> **Exercise**: Provide the number of lines where the word "Temperature" occurs, and no other text.

> **Extracted data**:
· · · · ·

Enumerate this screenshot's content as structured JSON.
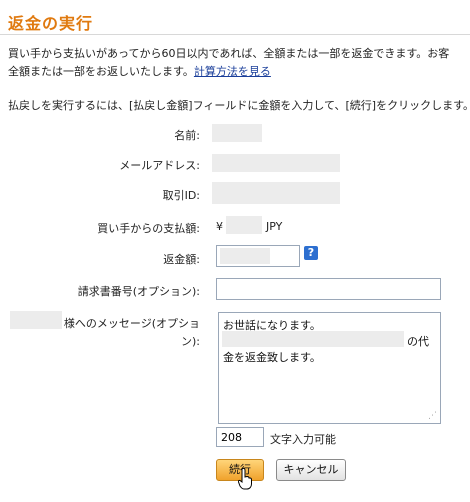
{
  "page": {
    "title": "返金の実行",
    "intro_line1": "買い手から支払いがあってから60日以内であれば、全額または一部を返金できます。お客",
    "intro_line2_text": "全額または一部をお返しいたします。",
    "intro_link": "計算方法を見る",
    "instruction": "払戻しを実行するには、[払戻し金額]フィールドに金額を入力して、[続行]をクリックします。"
  },
  "form": {
    "name_label": "名前:",
    "email_label": "メールアドレス:",
    "txn_label": "取引ID:",
    "paid_label": "買い手からの支払額:",
    "currency_symbol": "¥",
    "currency_code": "JPY",
    "refund_label": "返金額:",
    "refund_value": "",
    "help_icon": "?",
    "invoice_label": "請求書番号(オプション):",
    "invoice_value": "",
    "message_label_1": "様へのメッセージ(オプショ",
    "message_label_2": "ン):",
    "message_line1": "お世話になります。",
    "message_line2_suffix": "の代",
    "message_line3": "金を返金致します。",
    "char_count": "208",
    "char_count_label": "文字入力可能"
  },
  "buttons": {
    "continue": "続行",
    "cancel": "キャンセル"
  }
}
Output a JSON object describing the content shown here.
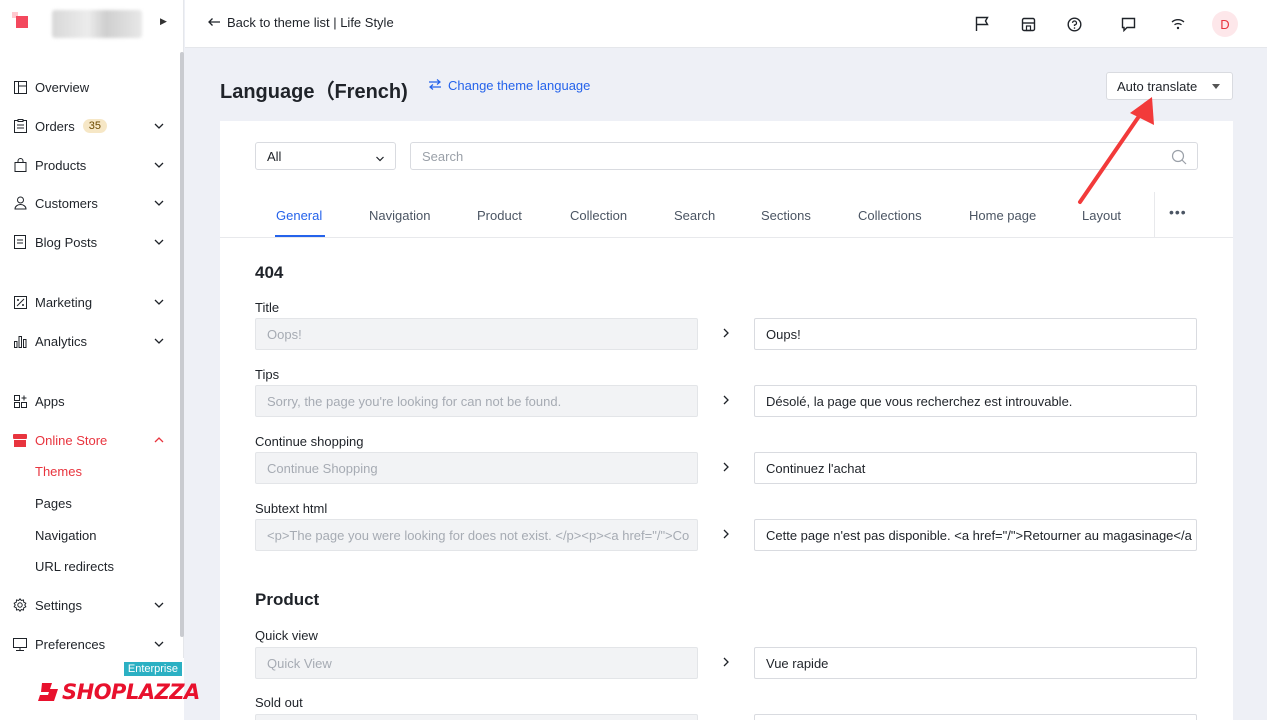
{
  "sidebar": {
    "items": [
      {
        "label": "Overview",
        "icon": "layout-icon"
      },
      {
        "label": "Orders",
        "icon": "clipboard-icon",
        "badge": "35"
      },
      {
        "label": "Products",
        "icon": "bag-icon"
      },
      {
        "label": "Customers",
        "icon": "user-icon"
      },
      {
        "label": "Blog Posts",
        "icon": "document-icon"
      },
      {
        "label": "Marketing",
        "icon": "discount-icon"
      },
      {
        "label": "Analytics",
        "icon": "bar-chart-icon"
      },
      {
        "label": "Apps",
        "icon": "apps-icon"
      },
      {
        "label": "Online Store",
        "icon": "store-icon"
      },
      {
        "label": "Settings",
        "icon": "gear-icon"
      },
      {
        "label": "Preferences",
        "icon": "monitor-icon"
      }
    ],
    "online_store_sub": [
      "Themes",
      "Pages",
      "Navigation",
      "URL redirects"
    ],
    "enterprise": "Enterprise",
    "brand": "SHOPLAZZA"
  },
  "topbar": {
    "back_label": "Back to theme list | Life Style",
    "avatar_initial": "D"
  },
  "header": {
    "title": "Language（French)",
    "change_language": "Change theme language",
    "auto_translate": "Auto translate"
  },
  "filter": {
    "select_value": "All",
    "search_placeholder": "Search"
  },
  "tabs": [
    "General",
    "Navigation",
    "Product",
    "Collection",
    "Search",
    "Sections",
    "Collections",
    "Home page",
    "Layout"
  ],
  "more_label": "•••",
  "sections": [
    {
      "heading": "404",
      "fields": [
        {
          "label": "Title",
          "source": "Oops!",
          "translation": "Oups!"
        },
        {
          "label": "Tips",
          "source": "Sorry, the page you're looking for can not be found.",
          "translation": "Désolé, la page que vous recherchez est introuvable."
        },
        {
          "label": "Continue shopping",
          "source": "Continue Shopping",
          "translation": "Continuez l'achat"
        },
        {
          "label": "Subtext html",
          "source": "<p>The page you were looking for does not exist. </p><p><a href=\"/\">Co",
          "translation": "Cette page n'est pas disponible. <a href=\"/\">Retourner au magasinage</a"
        }
      ]
    },
    {
      "heading": "Product",
      "fields": [
        {
          "label": "Quick view",
          "source": "Quick View",
          "translation": "Vue rapide"
        },
        {
          "label": "Sold out",
          "source": "",
          "translation": ""
        }
      ]
    }
  ],
  "colors": {
    "accent": "#2563eb",
    "brand": "#e8343e",
    "annotation": "#f23a3a"
  }
}
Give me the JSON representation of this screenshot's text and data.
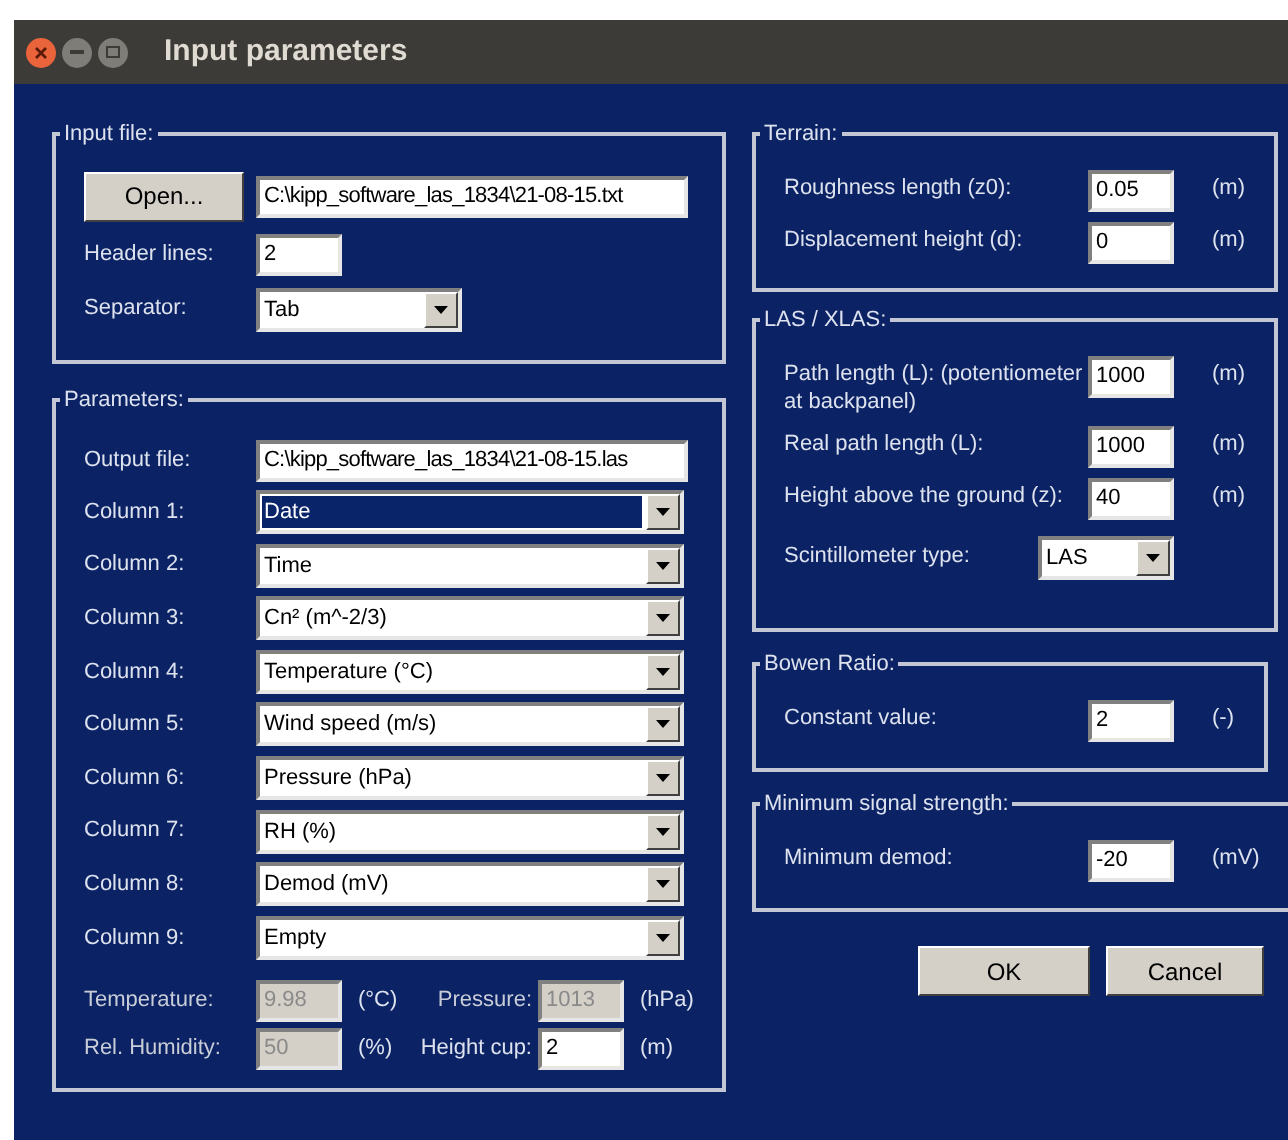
{
  "window": {
    "title": "Input parameters"
  },
  "input_file": {
    "title": "Input file:",
    "open_button": "Open...",
    "path": "C:\\kipp_software_las_1834\\21-08-15.txt",
    "header_lines_label": "Header lines:",
    "header_lines": "2",
    "separator_label": "Separator:",
    "separator": "Tab"
  },
  "parameters": {
    "title": "Parameters:",
    "output_file_label": "Output file:",
    "output_file": "C:\\kipp_software_las_1834\\21-08-15.las",
    "columns": [
      {
        "label": "Column 1:",
        "value": "Date",
        "focused": true
      },
      {
        "label": "Column 2:",
        "value": "Time",
        "focused": false
      },
      {
        "label": "Column 3:",
        "value": "Cn² (m^-2/3)",
        "focused": false
      },
      {
        "label": "Column 4:",
        "value": "Temperature (°C)",
        "focused": false
      },
      {
        "label": "Column 5:",
        "value": "Wind speed (m/s)",
        "focused": false
      },
      {
        "label": "Column 6:",
        "value": "Pressure (hPa)",
        "focused": false
      },
      {
        "label": "Column 7:",
        "value": "RH (%)",
        "focused": false
      },
      {
        "label": "Column 8:",
        "value": "Demod (mV)",
        "focused": false
      },
      {
        "label": "Column 9:",
        "value": "Empty",
        "focused": false
      }
    ],
    "constants": [
      {
        "label": "Temperature:",
        "value": "9.98",
        "unit": "(°C)",
        "disabled": true
      },
      {
        "label": "Pressure:",
        "value": "1013",
        "unit": "(hPa)",
        "disabled": true
      },
      {
        "label": "Rel. Humidity:",
        "value": "50",
        "unit": "(%)",
        "disabled": true
      },
      {
        "label": "Height cup:",
        "value": "2",
        "unit": "(m)",
        "disabled": false
      }
    ]
  },
  "terrain": {
    "title": "Terrain:",
    "rows": [
      {
        "label": "Roughness length (z0):",
        "value": "0.05",
        "unit": "(m)"
      },
      {
        "label": "Displacement height (d):",
        "value": "0",
        "unit": "(m)"
      }
    ]
  },
  "las": {
    "title": "LAS / XLAS:",
    "rows": [
      {
        "label": "Path length (L): (potentiometer at backpanel)",
        "value": "1000",
        "unit": "(m)"
      },
      {
        "label": "Real path length (L):",
        "value": "1000",
        "unit": "(m)"
      },
      {
        "label": "Height above the ground (z):",
        "value": "40",
        "unit": "(m)"
      }
    ],
    "scintillometer_label": "Scintillometer type:",
    "scintillometer": "LAS"
  },
  "bowen_ratio": {
    "title": "Bowen Ratio:",
    "rows": [
      {
        "label": "Constant value:",
        "value": "2",
        "unit": "(-)"
      }
    ]
  },
  "minimum_signal": {
    "title": "Minimum signal strength:",
    "rows": [
      {
        "label": "Minimum demod:",
        "value": "-20",
        "unit": "(mV)"
      }
    ]
  },
  "buttons": [
    "OK",
    "Cancel"
  ]
}
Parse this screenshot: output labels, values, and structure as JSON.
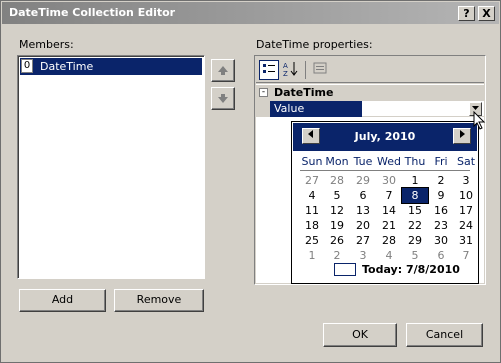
{
  "window": {
    "title": "DateTime Collection Editor",
    "help_label": "?",
    "close_label": "X"
  },
  "members": {
    "label": "Members:",
    "items": [
      {
        "index": "0",
        "label": "DateTime"
      }
    ],
    "up_icon": "arrow-up-icon",
    "down_icon": "arrow-down-icon",
    "add_label": "Add",
    "remove_label": "Remove"
  },
  "properties": {
    "label": "DateTime properties:",
    "toolbar_icons": [
      "categorized-icon",
      "alphabetical-icon",
      "property-pages-icon"
    ],
    "category": "DateTime",
    "collapse_symbol": "-",
    "property_name": "Value"
  },
  "calendar": {
    "month_label": "July, 2010",
    "prev_icon": "arrow-left-icon",
    "next_icon": "arrow-right-icon",
    "weekdays": [
      "Sun",
      "Mon",
      "Tue",
      "Wed",
      "Thu",
      "Fri",
      "Sat"
    ],
    "weeks": [
      [
        "27",
        "28",
        "29",
        "30",
        "1",
        "2",
        "3"
      ],
      [
        "4",
        "5",
        "6",
        "7",
        "8",
        "9",
        "10"
      ],
      [
        "11",
        "12",
        "13",
        "14",
        "15",
        "16",
        "17"
      ],
      [
        "18",
        "19",
        "20",
        "21",
        "22",
        "23",
        "24"
      ],
      [
        "25",
        "26",
        "27",
        "28",
        "29",
        "30",
        "31"
      ],
      [
        "1",
        "2",
        "3",
        "4",
        "5",
        "6",
        "7"
      ]
    ],
    "selected_day": "8",
    "today_text": "Today: 7/8/2010"
  },
  "footer": {
    "ok_label": "OK",
    "cancel_label": "Cancel"
  },
  "colors": {
    "selection": "#0a246a",
    "face": "#d4d0c8"
  }
}
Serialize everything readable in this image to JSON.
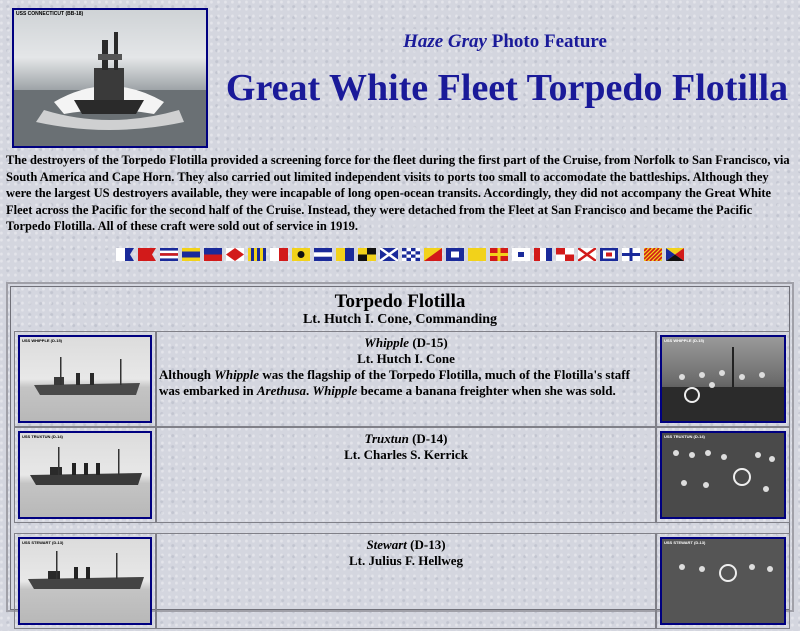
{
  "header": {
    "photo_caption": "USS CONNECTICUT (BB-18)",
    "kicker_italic": "Haze Gray",
    "kicker_rest": " Photo Feature",
    "title": "Great White Fleet Torpedo Flotilla"
  },
  "intro": "The destroyers of the Torpedo Flotilla provided a screening force for the fleet during the first part of the Cruise, from Norfolk to San Francisco, via South America and Cape Horn. They also carried out limited independent visits to ports too small to accomodate the battleships. Although they were the largest US destroyers available, they were incapable of long open-ocean transits. Accordingly, they did not accompany the Great White Fleet across the Pacific for the second half of the Cruise. Instead, they were detached from the Fleet at San Francisco and became the Pacific Torpedo Flotilla. All of these craft were sold out of service in 1919.",
  "flags": [
    "A",
    "B",
    "C",
    "D",
    "E",
    "F",
    "G",
    "H",
    "I",
    "J",
    "K",
    "L",
    "M",
    "N",
    "O",
    "P",
    "Q",
    "R",
    "S",
    "T",
    "U",
    "V",
    "W",
    "X",
    "Y",
    "Z"
  ],
  "roster": {
    "title": "Torpedo Flotilla",
    "subtitle": "Lt. Hutch I. Cone, Commanding",
    "ships": [
      {
        "name": "Whipple",
        "hull": " (D-15)",
        "commander": "Lt. Hutch I. Cone",
        "left_caption": "USS WHIPPLE (D-15)",
        "right_caption": "USS WHIPPLE (D-15)",
        "note_1": "Although ",
        "note_2": "Whipple",
        "note_3": " was the flagship of the Torpedo Flotilla, much of the Flotilla's staff was embarked in ",
        "note_4": "Arethusa",
        "note_5": ". ",
        "note_6": "Whipple",
        "note_7": " became a banana freighter when she was sold."
      },
      {
        "name": "Truxtun",
        "hull": " (D-14)",
        "commander": "Lt. Charles S. Kerrick",
        "left_caption": "USS TRUXTUN (D-14)",
        "right_caption": "USS TRUXTUN (D-14)"
      },
      {
        "name": "Stewart",
        "hull": " (D-13)",
        "commander": "Lt. Julius F. Hellweg",
        "left_caption": "USS STEWART (D-13)",
        "right_caption": "USS STEWART (D-13)"
      }
    ]
  },
  "colors": {
    "title_blue": "#1a1a99",
    "frame_blue": "#000080"
  }
}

· · · · ·

> **Response below**: 2